[Dataset excerpts]
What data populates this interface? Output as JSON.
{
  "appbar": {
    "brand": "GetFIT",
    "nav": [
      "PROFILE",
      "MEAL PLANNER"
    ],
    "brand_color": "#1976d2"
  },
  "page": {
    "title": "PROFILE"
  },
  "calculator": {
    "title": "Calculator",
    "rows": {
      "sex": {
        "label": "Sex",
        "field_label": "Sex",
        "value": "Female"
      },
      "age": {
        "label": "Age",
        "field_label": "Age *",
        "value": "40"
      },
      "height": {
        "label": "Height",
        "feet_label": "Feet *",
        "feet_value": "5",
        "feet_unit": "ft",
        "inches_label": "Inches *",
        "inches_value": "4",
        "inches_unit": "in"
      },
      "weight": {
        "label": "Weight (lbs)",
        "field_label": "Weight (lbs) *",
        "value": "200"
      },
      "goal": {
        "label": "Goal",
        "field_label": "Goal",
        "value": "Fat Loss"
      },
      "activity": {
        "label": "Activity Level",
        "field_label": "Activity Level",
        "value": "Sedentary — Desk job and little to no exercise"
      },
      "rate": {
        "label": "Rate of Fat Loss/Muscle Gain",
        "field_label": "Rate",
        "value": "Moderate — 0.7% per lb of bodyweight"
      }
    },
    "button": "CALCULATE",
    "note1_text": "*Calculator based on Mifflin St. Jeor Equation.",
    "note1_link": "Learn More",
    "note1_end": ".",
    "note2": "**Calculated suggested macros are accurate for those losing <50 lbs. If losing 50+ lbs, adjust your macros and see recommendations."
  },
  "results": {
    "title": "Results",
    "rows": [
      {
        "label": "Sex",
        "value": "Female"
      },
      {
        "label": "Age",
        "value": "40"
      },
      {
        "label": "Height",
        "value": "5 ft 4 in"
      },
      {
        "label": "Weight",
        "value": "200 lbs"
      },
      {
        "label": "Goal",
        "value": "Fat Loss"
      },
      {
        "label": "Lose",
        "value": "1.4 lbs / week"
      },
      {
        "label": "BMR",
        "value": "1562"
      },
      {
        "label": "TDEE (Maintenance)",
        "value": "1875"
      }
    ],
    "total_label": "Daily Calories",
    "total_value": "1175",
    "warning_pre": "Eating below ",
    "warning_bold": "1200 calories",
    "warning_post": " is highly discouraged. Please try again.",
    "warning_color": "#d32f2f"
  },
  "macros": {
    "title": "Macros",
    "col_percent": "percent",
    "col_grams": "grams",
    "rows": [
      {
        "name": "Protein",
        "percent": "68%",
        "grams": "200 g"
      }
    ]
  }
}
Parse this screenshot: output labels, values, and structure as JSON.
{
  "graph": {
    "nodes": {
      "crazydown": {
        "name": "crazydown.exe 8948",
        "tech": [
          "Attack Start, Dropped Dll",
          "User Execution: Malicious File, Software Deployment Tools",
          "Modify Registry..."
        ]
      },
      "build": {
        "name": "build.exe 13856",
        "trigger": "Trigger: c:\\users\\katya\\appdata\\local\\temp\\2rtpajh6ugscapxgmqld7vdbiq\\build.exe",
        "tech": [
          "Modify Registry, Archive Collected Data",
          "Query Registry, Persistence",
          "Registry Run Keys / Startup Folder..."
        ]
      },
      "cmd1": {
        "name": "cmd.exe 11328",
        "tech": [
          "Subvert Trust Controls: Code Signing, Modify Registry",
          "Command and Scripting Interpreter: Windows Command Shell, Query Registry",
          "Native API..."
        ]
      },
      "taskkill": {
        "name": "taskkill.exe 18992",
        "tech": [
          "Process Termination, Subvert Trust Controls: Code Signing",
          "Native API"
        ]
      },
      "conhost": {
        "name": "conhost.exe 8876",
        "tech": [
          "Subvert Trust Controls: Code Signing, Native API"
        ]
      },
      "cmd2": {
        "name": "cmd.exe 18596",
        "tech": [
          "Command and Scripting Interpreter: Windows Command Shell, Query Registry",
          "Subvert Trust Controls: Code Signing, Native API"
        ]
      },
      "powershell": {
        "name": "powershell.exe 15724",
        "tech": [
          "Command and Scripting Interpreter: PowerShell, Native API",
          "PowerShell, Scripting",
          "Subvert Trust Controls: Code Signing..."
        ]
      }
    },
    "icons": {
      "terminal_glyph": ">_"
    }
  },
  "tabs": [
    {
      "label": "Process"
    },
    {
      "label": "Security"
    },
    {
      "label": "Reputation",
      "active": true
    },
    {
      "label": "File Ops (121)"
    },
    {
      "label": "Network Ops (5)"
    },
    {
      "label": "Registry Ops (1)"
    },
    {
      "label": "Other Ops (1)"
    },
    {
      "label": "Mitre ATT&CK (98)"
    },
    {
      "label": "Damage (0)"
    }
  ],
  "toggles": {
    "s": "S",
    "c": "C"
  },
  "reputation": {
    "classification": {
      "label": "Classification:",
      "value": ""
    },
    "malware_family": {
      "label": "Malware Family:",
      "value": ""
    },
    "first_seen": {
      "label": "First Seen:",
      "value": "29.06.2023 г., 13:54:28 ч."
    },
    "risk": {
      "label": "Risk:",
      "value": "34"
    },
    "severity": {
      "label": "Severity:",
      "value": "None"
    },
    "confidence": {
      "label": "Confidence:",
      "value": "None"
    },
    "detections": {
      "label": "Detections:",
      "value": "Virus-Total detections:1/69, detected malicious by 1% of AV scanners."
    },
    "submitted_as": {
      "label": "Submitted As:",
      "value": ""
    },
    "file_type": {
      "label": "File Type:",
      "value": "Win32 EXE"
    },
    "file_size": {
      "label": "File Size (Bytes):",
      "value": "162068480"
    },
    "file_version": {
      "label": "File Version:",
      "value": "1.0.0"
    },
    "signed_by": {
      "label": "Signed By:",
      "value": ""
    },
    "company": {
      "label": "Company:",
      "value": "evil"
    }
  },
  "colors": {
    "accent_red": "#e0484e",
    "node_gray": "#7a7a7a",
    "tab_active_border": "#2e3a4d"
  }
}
[/Dataset excerpts]
▶ [Exercise aim]
From the data above, copy each line where the string "JSON" appears.

▶ [Written solution]
What data populates this interface? Output as JSON.
Parse this screenshot: output labels, values, and structure as JSON.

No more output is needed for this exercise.